- _Task to complete_: Retype the material that follows, keeping every word as it is.
::: Provided records
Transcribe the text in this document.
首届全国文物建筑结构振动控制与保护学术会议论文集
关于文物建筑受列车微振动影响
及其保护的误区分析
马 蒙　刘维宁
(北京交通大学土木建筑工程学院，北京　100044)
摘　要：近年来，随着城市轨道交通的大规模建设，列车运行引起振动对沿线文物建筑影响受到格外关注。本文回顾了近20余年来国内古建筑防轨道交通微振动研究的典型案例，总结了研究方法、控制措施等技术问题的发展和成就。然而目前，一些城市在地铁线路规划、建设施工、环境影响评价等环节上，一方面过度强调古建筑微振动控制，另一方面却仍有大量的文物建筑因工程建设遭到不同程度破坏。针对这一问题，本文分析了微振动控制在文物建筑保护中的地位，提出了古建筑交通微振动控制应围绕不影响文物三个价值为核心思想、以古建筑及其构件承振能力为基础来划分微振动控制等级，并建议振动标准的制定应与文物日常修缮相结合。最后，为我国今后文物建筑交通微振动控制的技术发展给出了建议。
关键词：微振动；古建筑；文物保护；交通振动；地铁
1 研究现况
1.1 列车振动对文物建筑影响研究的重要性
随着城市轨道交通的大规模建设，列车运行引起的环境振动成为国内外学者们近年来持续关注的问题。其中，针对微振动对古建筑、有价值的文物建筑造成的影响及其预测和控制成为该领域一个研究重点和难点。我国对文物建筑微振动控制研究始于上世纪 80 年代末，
::::::
- _Response_:
Transcribe the text in this document.
首届全国文物建筑结构振动控制与保护学术会议论文集
关于文物建筑受列车微振动影响
及其保护的误区分析
马 蒙　刘维宁
(北京交通大学土木建筑工程学院，北京　100044)
摘　要：近年来，随着城市轨道交通的大规模建设，列车运行引起振动对沿线文物建筑影响受到格外关注。本文回顾了近20余年来国内古建筑防轨道交通微振动研究的典型案例，总结了研究方法、控制措施等技术问题的发展和成就。然而目前，一些城市在地铁线路规划、建设施工、环境影响评价等环节上，一方面过度强调古建筑微振动控制，另一方面却仍有大量的文物建筑因工程建设遭到不同程度破坏。针对这一问题，本文分析了微振动控制在文物建筑保护中的地位，提出了古建筑交通微振动控制应围绕不影响文物三个价值为核心思想、以古建筑及其构件承振能力为基础来划分微振动控制等级，并建议振动标准的制定应与文物日常修缮相结合。最后，为我国今后文物建筑交通微振动控制的技术发展给出了建议。
关键词：微振动；古建筑；文物保护；交通振动；地铁
1 研究现况
1.1 列车振动对文物建筑影响研究的重要性
随着城市轨道交通的大规模建设，列车运行引起的环境振动成为国内外学者们近年来持续关注的问题。其中，针对微振动对古建筑、有价值的文物建筑造成的影响及其预测和控制成为该领域一个研究重点和难点。我国对文物建筑微振动控制研究始于上世纪 80 年代末，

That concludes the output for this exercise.